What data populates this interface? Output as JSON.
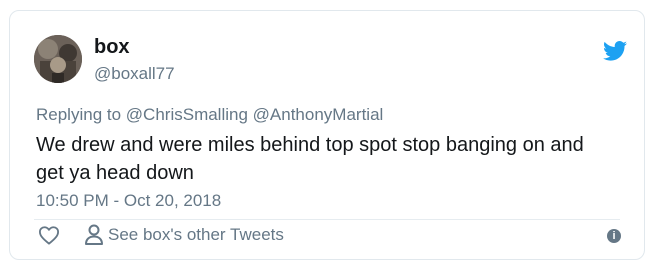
{
  "tweet": {
    "author_name": "box",
    "author_handle": "@boxall77",
    "replying_prefix": "Replying to",
    "reply_mentions": [
      "@ChrisSmalling",
      "@AnthonyMartial"
    ],
    "text": "We drew and were miles behind top spot stop banging on and get ya head down",
    "timestamp": "10:50 PM - Oct 20, 2018"
  },
  "actions": {
    "other_tweets_label": "See box's other Tweets"
  },
  "icons": {
    "brand": "twitter-bird-icon",
    "like": "heart-icon",
    "profile": "person-icon",
    "info": "info-icon"
  },
  "colors": {
    "brand_blue": "#1da1f2",
    "secondary_text": "#657786",
    "primary_text": "#14171a"
  }
}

◇ ◇ ◇ ◇ ◇

◆ Exercise aim ◆
Make an exact copy of every record, pictures excluded.

◆ Worked answer ◆
What data populates this interface? Output as JSON.
{
  "tweet": {
    "author_name": "box",
    "author_handle": "@boxall77",
    "replying_prefix": "Replying to",
    "reply_mentions": [
      "@ChrisSmalling",
      "@AnthonyMartial"
    ],
    "text": "We drew and were miles behind top spot stop banging on and get ya head down",
    "timestamp": "10:50 PM - Oct 20, 2018"
  },
  "actions": {
    "other_tweets_label": "See box's other Tweets"
  },
  "icons": {
    "brand": "twitter-bird-icon",
    "like": "heart-icon",
    "profile": "person-icon",
    "info": "info-icon"
  },
  "colors": {
    "brand_blue": "#1da1f2",
    "secondary_text": "#657786",
    "primary_text": "#14171a"
  }
}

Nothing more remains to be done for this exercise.